**Objectifs**
1) Répondez à ces questions à partir du texte fourni :
(a) Où Boisclair a-t-il suivi le programme de leadership pour chefs étrangers ?
(b) Depuis l'arrivée au pouvoir de qui se passe-t-il des choses graves à plusieurs niveaux ?
(c) Comment la grosse presse appelle-t-elle les groupes de citoyens librement constitués ?
2) Reproduisez un passage du texte fourni. Commencez aux mots « Il se passe » et arrêtez-vous après « arbitraire du monarque. ».

**Texte fourni**
━━━━━━━━━━━━━━━━━━━━━━━━━━━━━━
Le PQ d'André Boisclair donne l'impression d'un drone, ce véhicule aérien sans pilote qu'utilisent les militaires. Engins téléguidés, les drones rappellent ces jouets de luxe que pilotaient ainsi à distance, il y a, disons, trente ans, les enfants dont les parents avaient les moyens. On ne s'étonnerait pas d'apprendre que notre dédé aimait bien ce jeu qui permettait des sensations fortes sans souffrir plus qu'il ne le fallait lorsque le machin finissait par s'écraser. Le gouvernement américain étant particulièrement friand de gadgets, on ne s'étonnerait pas que le programme de leadership pour chefs étrangers, suivi à Harvard par Boisclair, comprenne ainsi un volet de « pilotage à distance » d'un parti politique.
Dans une telle ambiance, le commentaire politique ne vole pas haut et, dans le vide créé par l'ennui, n'importe quoi peut prendre une importance, pour peu que la mécanique de la presse contemporaine s'enclenche. Dans la lumière des flashs, les pions souverainistes se mettent alors à parler comme si leur opinion personnelle sur la pluie et le beau temps prenait une grande importance. Ils se précipitent dans le piège comme si on ne leur avait pas déjà fait le coup. Comme le corbeau qui laisse tomber son fromage devant le micro qui lui permet de faire entendre sa « belle voix ».
Le monde des médias de masse est conçu pour réguler l'information de telle sorte que le système actuel reste en place. Les seuls changements qu'il favorise sont ceux qui ne portent pas à conséquences importantes : les changements de garde, la chute et la montée de personnalités particulières, les scandales qui éclaboussent mais ne font pas de vagues... C'est la ronde des danses de la cour qui en est le centre et les images simplifiées du monde qu'elle se fait qui en agrémentent le décor. Quand le réel fait irruption dans ce monde, c'est la panique et l‘on appelle la garde de la rectitude pour corriger toute atteinte au bon déroulement du discours du trône.
Il se passe des choses graves à plusieurs niveaux depuis l'arrivée au pouvoir de Jean Charest. Des forces imposantes visent la dislocation de toute cohésion nationale et poussent le Québec à la périphérie de lui-même. Quelqu'un parle à sa place et quand il cherche à reprendre la parole, des chefs traditionnels, de l'espèce qui se vend cher à l'ennemi, le réprimandent vertement. Selon ces élites de pacotille, la démocratie doit être subordonnée au discours du trône. Les favoris du régime sont prêts à se prêter au jeu électoral selon certaines règles sonnantes, mais ceux qui remportent la course peuvent revenir au temps des cathédrales et du pouvoir arbitraire du monarque.
La lutte réelle, pendant ce temps, est menée sur toutes sortes de fronts qui ne font pas les manchettes. La prise de parole des citoyens sur le développement, un peu partout au Québec, fait son œuvre. On aura beau, dans la grosse presse, chercher à tout confondre en appelant « lobbies » les groupes de citoyens librement constitués, il y a dans le fait de prendre la parole devant ses pairs, selon les compétences que l'on peut apporter à la collectivité, le potentiel de lutte démocratique le plus prometteur. En fait, en redynamisant l'exercice démocratique, en réussissant souvent à contrer ceux qui veulent l'assujettir, ces groupes de citoyens montrent qu'ils ont ce qu'il faut pour constituer la base de notre réseau de lutte de libération nationale.
━━━━━━━━━━━━━━━━━━━━━━━━━━━━━━
**Données extraites**
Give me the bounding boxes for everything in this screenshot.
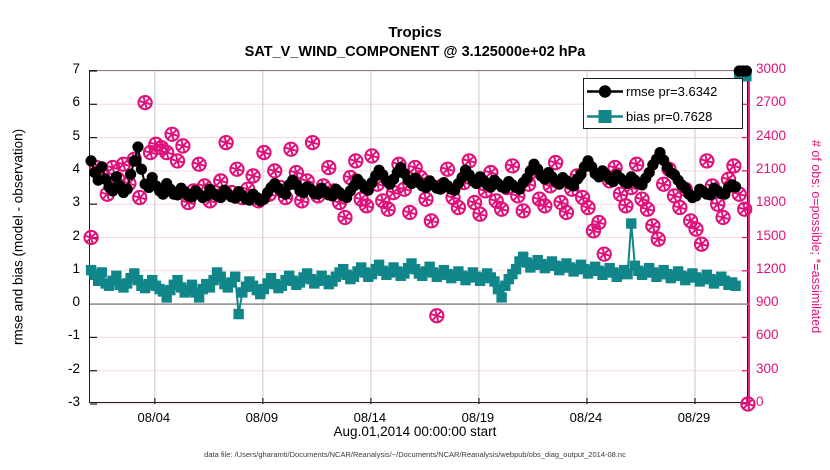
y-axis-left-label: rmse and bias (model - observation): [8, 70, 28, 403]
y-tick-left-0: 0: [40, 294, 80, 309]
x-tick-08-09: 08/09: [222, 410, 302, 425]
chart-title-subtitle: SAT_V_WIND_COMPONENT @ 3.125000e+02 hPa: [0, 44, 830, 60]
y-tick-right-0: 0: [756, 394, 804, 409]
chart-title-main: Tropics: [0, 24, 830, 41]
x-axis-label: Aug.01,2014 00:00:00 start: [0, 424, 830, 439]
rmse-marker-icon: [584, 79, 626, 104]
y-tick-right-1200: 1200: [756, 261, 804, 276]
y-tick-right-900: 900: [756, 294, 804, 309]
y-tick-left-2: 2: [40, 228, 80, 243]
y-tick-left-5: 5: [40, 128, 80, 143]
legend-label-rmse: rmse pr=3.6342: [626, 84, 717, 99]
y-tick-right-300: 300: [756, 361, 804, 376]
legend-item-rmse[interactable]: rmse pr=3.6342: [584, 79, 744, 104]
legend-item-bias[interactable]: bias pr=0.7628: [584, 104, 744, 129]
chart-legend: rmse pr=3.6342 bias pr=0.7628: [583, 78, 743, 129]
y-tick-left-7: 7: [40, 61, 80, 76]
data-file-footer: data file: /Users/gharamti/Documents/NCA…: [0, 450, 830, 459]
x-tick-08-19: 08/19: [438, 410, 518, 425]
y-tick-right-2400: 2400: [756, 128, 804, 143]
x-tick-08-04: 08/04: [114, 410, 194, 425]
bias-marker-icon: [584, 104, 626, 129]
y-tick-right-600: 600: [756, 327, 804, 342]
y-tick-right-2700: 2700: [756, 94, 804, 109]
y-tick-left-neg3: -3: [40, 394, 80, 409]
y-tick-left-neg1: -1: [40, 327, 80, 342]
y-axis-right-label: # of obs: o=possible; *=assimilated: [806, 70, 826, 403]
y-tick-left-6: 6: [40, 94, 80, 109]
y-tick-left-neg2: -2: [40, 361, 80, 376]
y-tick-left-3: 3: [40, 194, 80, 209]
y-tick-right-2100: 2100: [756, 161, 804, 176]
y-tick-right-1500: 1500: [756, 228, 804, 243]
y-tick-left-1: 1: [40, 261, 80, 276]
y-tick-right-3000: 3000: [756, 61, 804, 76]
y-tick-left-4: 4: [40, 161, 80, 176]
x-tick-08-24: 08/24: [546, 410, 626, 425]
y-tick-right-1800: 1800: [756, 194, 804, 209]
obs-count-markers: [84, 96, 754, 411]
x-tick-08-14: 08/14: [330, 410, 410, 425]
x-tick-08-29: 08/29: [654, 410, 734, 425]
legend-label-bias: bias pr=0.7628: [626, 109, 712, 124]
chart-figure: Tropics SAT_V_WIND_COMPONENT @ 3.125000e…: [0, 0, 830, 470]
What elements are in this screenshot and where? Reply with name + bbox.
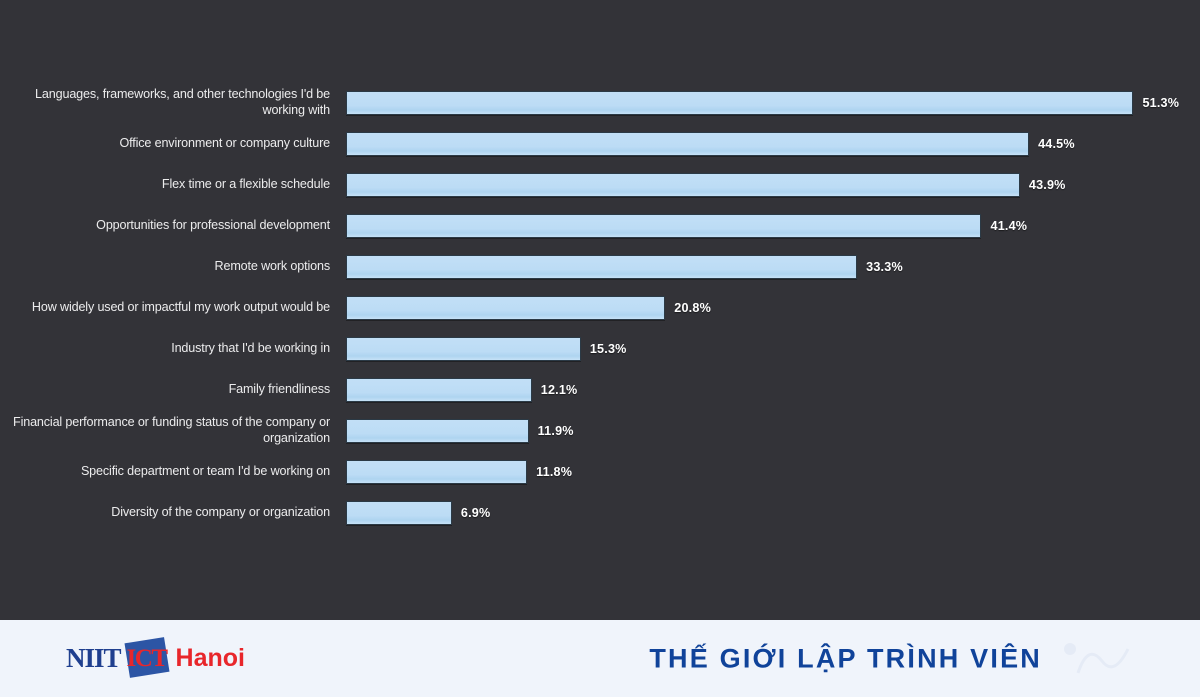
bar-row: Financial performance or funding status … <box>0 410 1200 451</box>
bar[interactable] <box>346 173 1020 197</box>
bar-value-label: 51.3% <box>1142 96 1179 110</box>
bar-category-label: Financial performance or funding status … <box>0 415 330 446</box>
bar-row: Remote work options33.3% <box>0 246 1200 287</box>
bar-value-label: 12.1% <box>541 383 578 397</box>
bar[interactable] <box>346 214 981 238</box>
chart-panel: Languages, frameworks, and other technol… <box>0 0 1200 620</box>
logo-ict-mark-icon: ICT <box>123 638 171 678</box>
bar-row: How widely used or impactful my work out… <box>0 287 1200 328</box>
bar[interactable] <box>346 296 665 320</box>
bar-track: 6.9% <box>346 492 1200 533</box>
footer-inner: NIIT ICT Hanoi THẾ GIỚI LẬP TRÌNH VIÊN <box>0 620 1200 697</box>
logo-text-hanoi: Hanoi <box>176 646 245 671</box>
bar-track: 11.8% <box>346 451 1200 492</box>
bar-value-label: 20.8% <box>674 301 711 315</box>
bar[interactable] <box>346 501 452 525</box>
bar-row: Opportunities for professional developme… <box>0 205 1200 246</box>
bar-track: 15.3% <box>346 328 1200 369</box>
bar[interactable] <box>346 91 1133 115</box>
bar-category-label: Industry that I'd be working in <box>0 341 330 357</box>
bar-track: 33.3% <box>346 246 1200 287</box>
bar-category-label: Remote work options <box>0 259 330 275</box>
bar-value-label: 15.3% <box>590 342 627 356</box>
bar-category-label: Family friendliness <box>0 382 330 398</box>
bar-row: Family friendliness12.1% <box>0 369 1200 410</box>
bar-category-label: How widely used or impactful my work out… <box>0 300 330 316</box>
bar-category-label: Flex time or a flexible schedule <box>0 177 330 193</box>
bar-row: Specific department or team I'd be worki… <box>0 451 1200 492</box>
bar-value-label: 6.9% <box>461 506 491 520</box>
bar-chart-plot: Languages, frameworks, and other technol… <box>0 82 1200 533</box>
bar[interactable] <box>346 255 857 279</box>
bar-track: 44.5% <box>346 123 1200 164</box>
bar-row: Industry that I'd be working in15.3% <box>0 328 1200 369</box>
bar-value-label: 43.9% <box>1029 178 1066 192</box>
bar[interactable] <box>346 132 1029 156</box>
logo-text-ict: ICT <box>123 646 171 671</box>
footer-bar: NIIT ICT Hanoi THẾ GIỚI LẬP TRÌNH VIÊN <box>0 620 1200 697</box>
bar-track: 43.9% <box>346 164 1200 205</box>
watermark-icon <box>1058 635 1148 687</box>
bar-row: Flex time or a flexible schedule43.9% <box>0 164 1200 205</box>
footer-tagline: THẾ GIỚI LẬP TRÌNH VIÊN <box>649 643 1042 674</box>
bar-track: 41.4% <box>346 205 1200 246</box>
bar-category-label: Office environment or company culture <box>0 136 330 152</box>
page-root: Languages, frameworks, and other technol… <box>0 0 1200 697</box>
bar-value-label: 41.4% <box>990 219 1027 233</box>
bar[interactable] <box>346 378 532 402</box>
bar-track: 11.9% <box>346 410 1200 451</box>
bar-track: 20.8% <box>346 287 1200 328</box>
bar-row: Office environment or company culture44.… <box>0 123 1200 164</box>
bar-value-label: 33.3% <box>866 260 903 274</box>
bar[interactable] <box>346 419 529 443</box>
bar-value-label: 11.9% <box>538 424 574 438</box>
niit-ict-hanoi-logo[interactable]: NIIT ICT Hanoi <box>66 638 245 678</box>
bar-category-label: Languages, frameworks, and other technol… <box>0 87 330 118</box>
bar[interactable] <box>346 460 527 484</box>
bar-category-label: Specific department or team I'd be worki… <box>0 464 330 480</box>
bar-value-label: 44.5% <box>1038 137 1075 151</box>
bar-value-label: 11.8% <box>536 465 572 479</box>
bar-track: 12.1% <box>346 369 1200 410</box>
bar-row: Languages, frameworks, and other technol… <box>0 82 1200 123</box>
bar-row: Diversity of the company or organization… <box>0 492 1200 533</box>
bar-track: 51.3% <box>346 82 1200 123</box>
bar-category-label: Diversity of the company or organization <box>0 505 330 521</box>
logo-text-niit: NIIT <box>66 645 121 672</box>
bar-category-label: Opportunities for professional developme… <box>0 218 330 234</box>
bar[interactable] <box>346 337 581 361</box>
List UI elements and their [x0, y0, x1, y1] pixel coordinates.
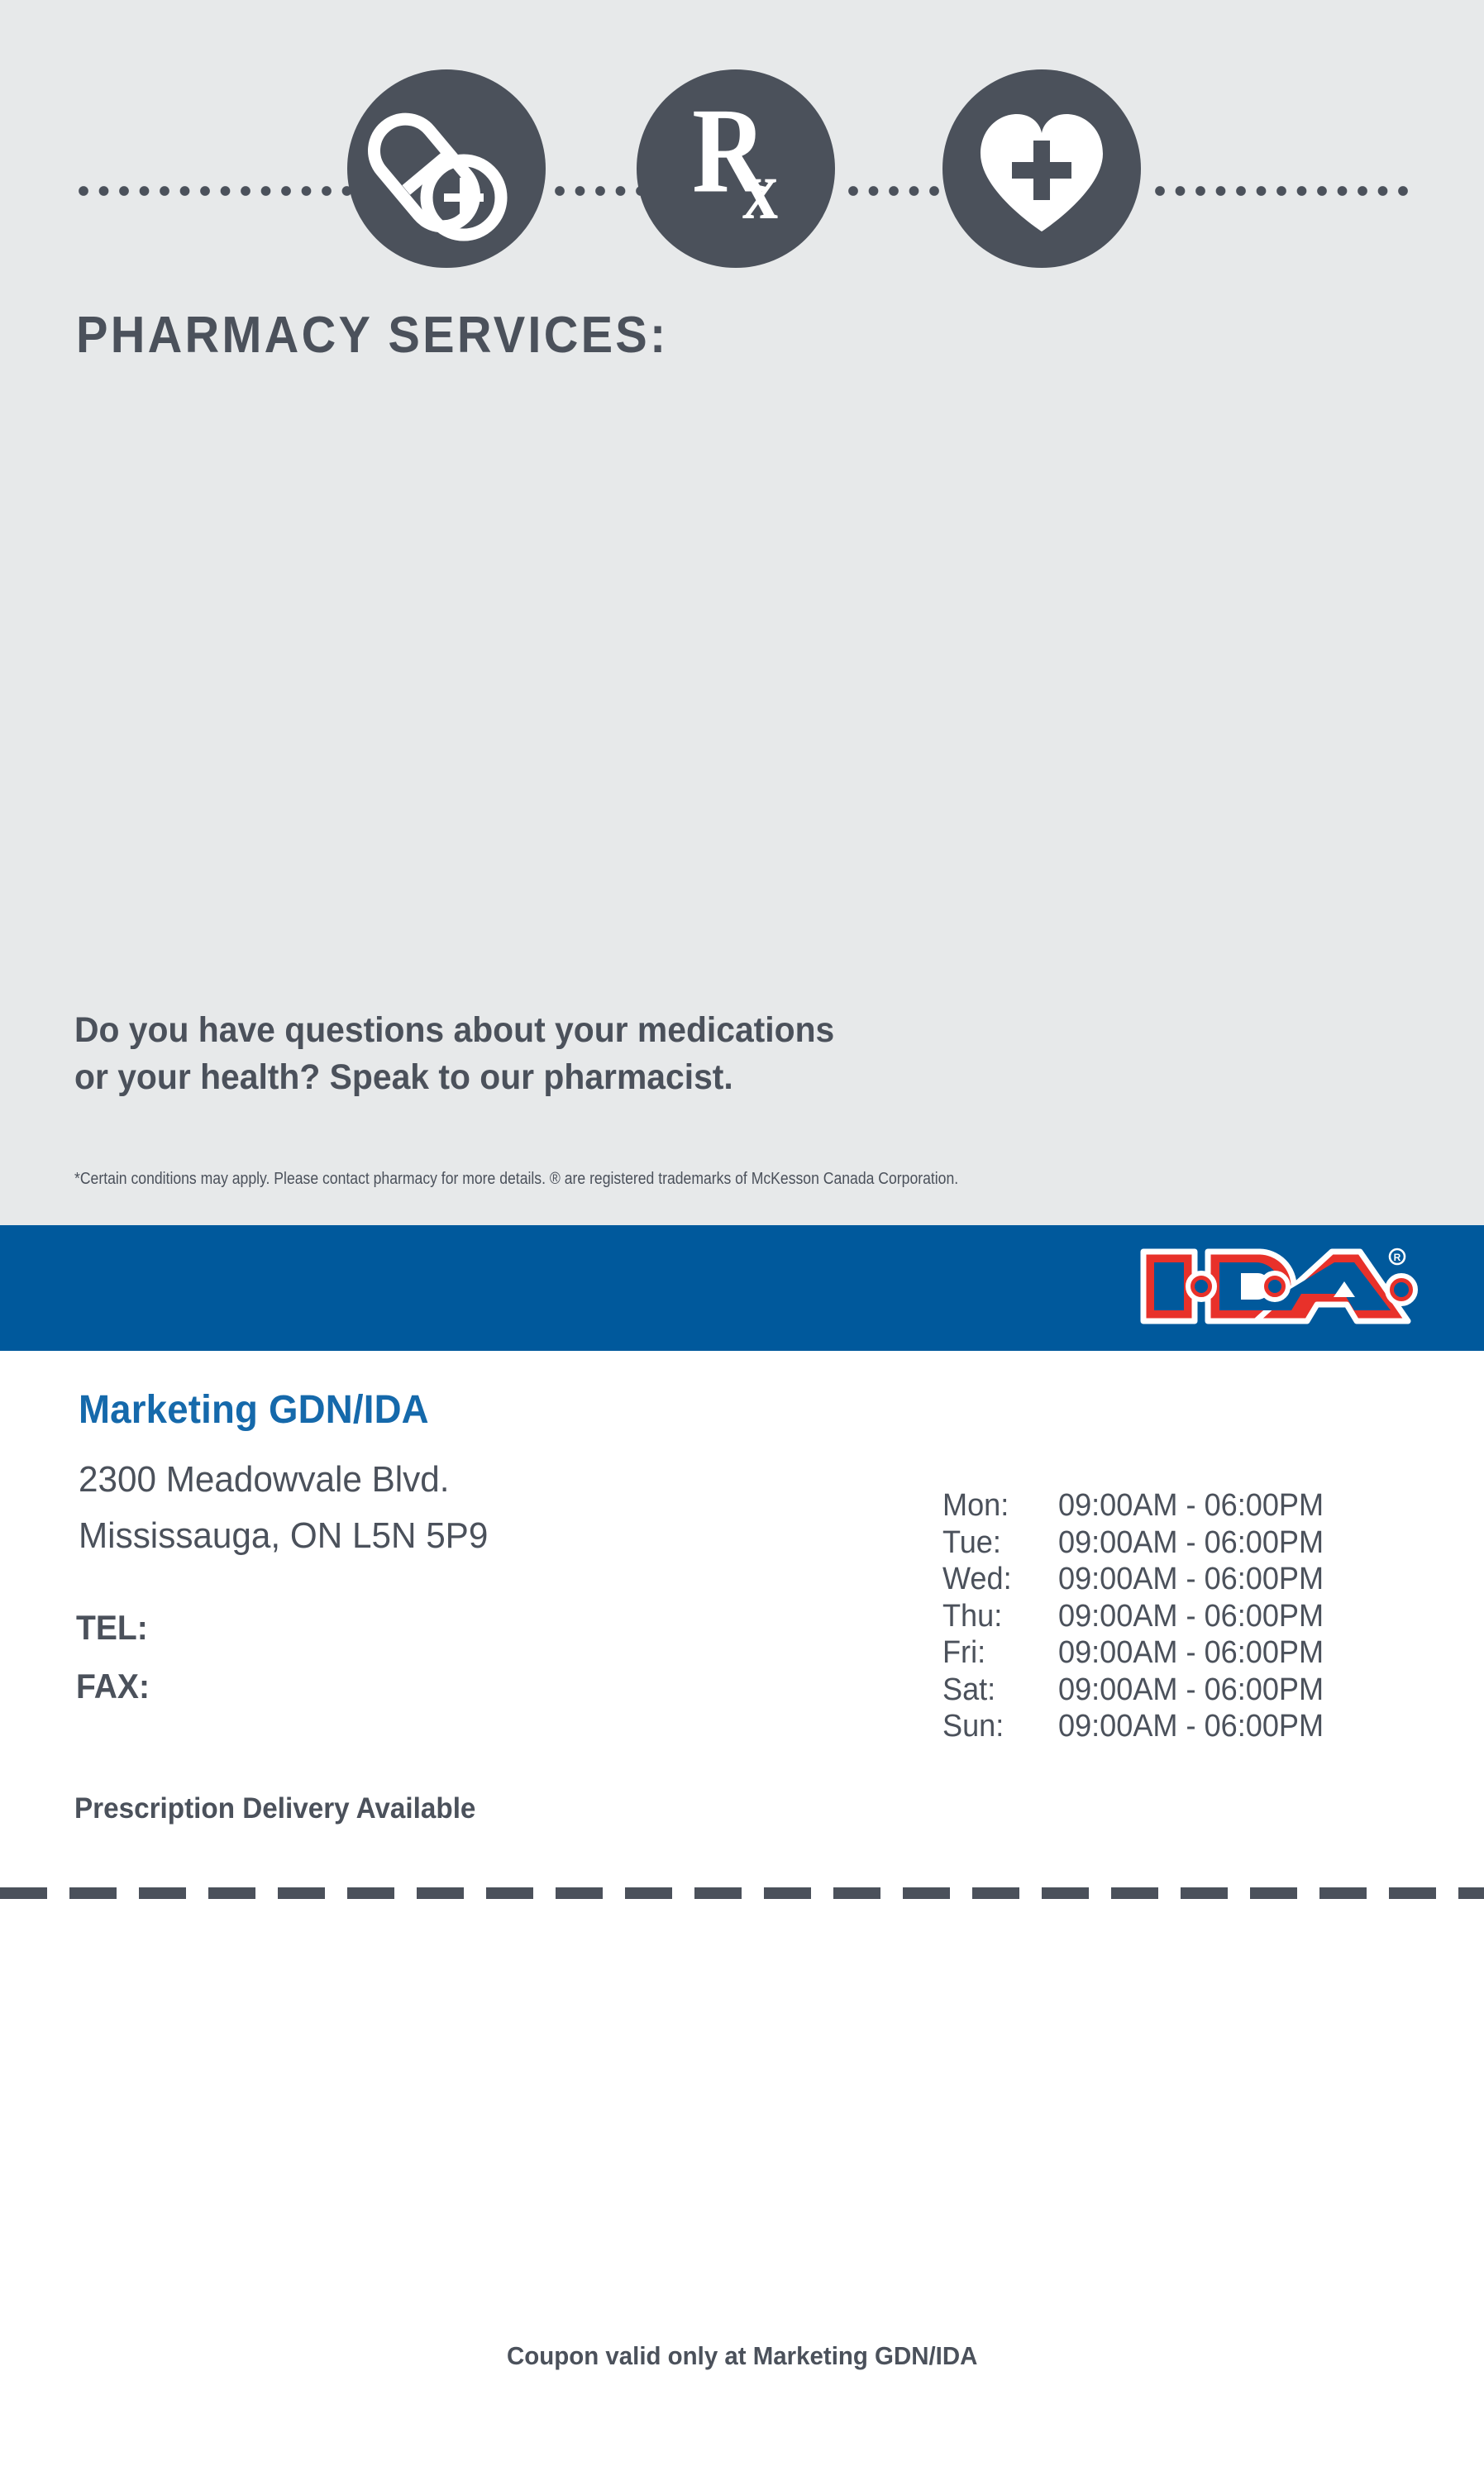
hours-time-value: 09:00AM - 06:00PM	[1058, 1525, 1324, 1561]
store-address-line-2: Mississauga, ON L5N 5P9	[79, 1515, 488, 1557]
svg-text:R: R	[1394, 1252, 1401, 1263]
hours-time-value: 09:00AM - 06:00PM	[1058, 1488, 1324, 1524]
brand-bar: R	[0, 1225, 1484, 1351]
delivery-note: Prescription Delivery Available	[74, 1792, 475, 1825]
rx-icon: R x	[637, 69, 835, 268]
page-title: PHARMACY SERVICES:	[76, 306, 668, 365]
fax-label: FAX:	[76, 1667, 150, 1706]
hours-day-label: Thu:	[942, 1599, 1052, 1634]
dotted-rule-left	[78, 185, 351, 197]
pills-plus-icon	[347, 69, 546, 268]
hours-day-label: Tue:	[942, 1525, 1052, 1561]
hours-time-value: 09:00AM - 06:00PM	[1058, 1672, 1324, 1708]
ida-logo: R	[1137, 1240, 1418, 1333]
callout-line-2: or your health? Speak to our pharmacist.	[74, 1054, 834, 1101]
hours-day-label: Fri:	[942, 1635, 1052, 1671]
dotted-rule-right	[1154, 185, 1410, 197]
hours-day-label: Wed:	[942, 1562, 1052, 1597]
table-row: Sun: 09:00AM - 06:00PM	[942, 1709, 1455, 1746]
hours-day-label: Mon:	[942, 1488, 1052, 1524]
dotted-rule-mid-2	[847, 185, 952, 197]
coupon-validity-note: Coupon valid only at Marketing GDN/IDA	[0, 2341, 1484, 2371]
hours-day-label: Sat:	[942, 1672, 1052, 1708]
store-hours-table: Mon: 09:00AM - 06:00PM Tue: 09:00AM - 06…	[942, 1488, 1455, 1746]
table-row: Wed: 09:00AM - 06:00PM	[942, 1562, 1455, 1599]
icon-strip: R x	[0, 35, 1484, 233]
disclaimer-text: *Certain conditions may apply. Please co…	[74, 1170, 958, 1189]
hours-time-value: 09:00AM - 06:00PM	[1058, 1709, 1324, 1744]
table-row: Sat: 09:00AM - 06:00PM	[942, 1672, 1455, 1710]
table-row: Tue: 09:00AM - 06:00PM	[942, 1525, 1455, 1562]
registered-trademark-mark: R	[1390, 1249, 1405, 1264]
pharmacist-callout: Do you have questions about your medicat…	[74, 1007, 834, 1101]
telephone-label: TEL:	[76, 1608, 148, 1648]
heart-plus-icon	[942, 69, 1141, 268]
hours-time-value: 09:00AM - 06:00PM	[1058, 1635, 1324, 1671]
store-address-line-1: 2300 Meadowvale Blvd.	[79, 1459, 450, 1500]
table-row: Fri: 09:00AM - 06:00PM	[942, 1635, 1455, 1672]
svg-text:x: x	[742, 142, 778, 237]
pharmacy-services-panel: R x PHARMACY SERVICES: Do you have quest…	[0, 0, 1484, 1225]
table-row: Mon: 09:00AM - 06:00PM	[942, 1488, 1455, 1525]
hours-time-value: 09:00AM - 06:00PM	[1058, 1562, 1324, 1597]
store-name: Marketing GDN/IDA	[79, 1387, 429, 1433]
coupon-validity-text: Coupon valid only at Marketing GDN/IDA	[507, 2341, 977, 2371]
callout-line-1: Do you have questions about your medicat…	[74, 1007, 834, 1054]
coupon-cut-line	[0, 1887, 1484, 1899]
hours-day-label: Sun:	[942, 1709, 1052, 1744]
table-row: Thu: 09:00AM - 06:00PM	[942, 1599, 1455, 1636]
hours-time-value: 09:00AM - 06:00PM	[1058, 1599, 1324, 1634]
━━━━━━━━━━━━━━━━━━━━━━━━━━━━━━
**Réponses détaillées**
1)
(a) À Harvard.
(b) De Jean Charest.
(c) Des « lobbies ».

2)
Il se passe des choses graves à plusieurs niveaux depuis l'arrivée au pouvoir de Jean Charest. Des forces imposantes visent la dislocation de toute cohésion nationale et poussent le Québec à la périphérie de lui-même. Quelqu'un parle à sa place et quand il cherche à reprendre la parole, des chefs traditionnels, de l'espèce qui se vend cher à l'ennemi, le réprimandent vertement. Selon ces élites de pacotille, la démocratie doit être subordonnée au discours du trône. Les favoris du régime sont prêts à se prêter au jeu électoral selon certaines règles sonnantes, mais ceux qui remportent la course peuvent revenir au temps des cathédrales et du pouvoir arbitraire du monarque.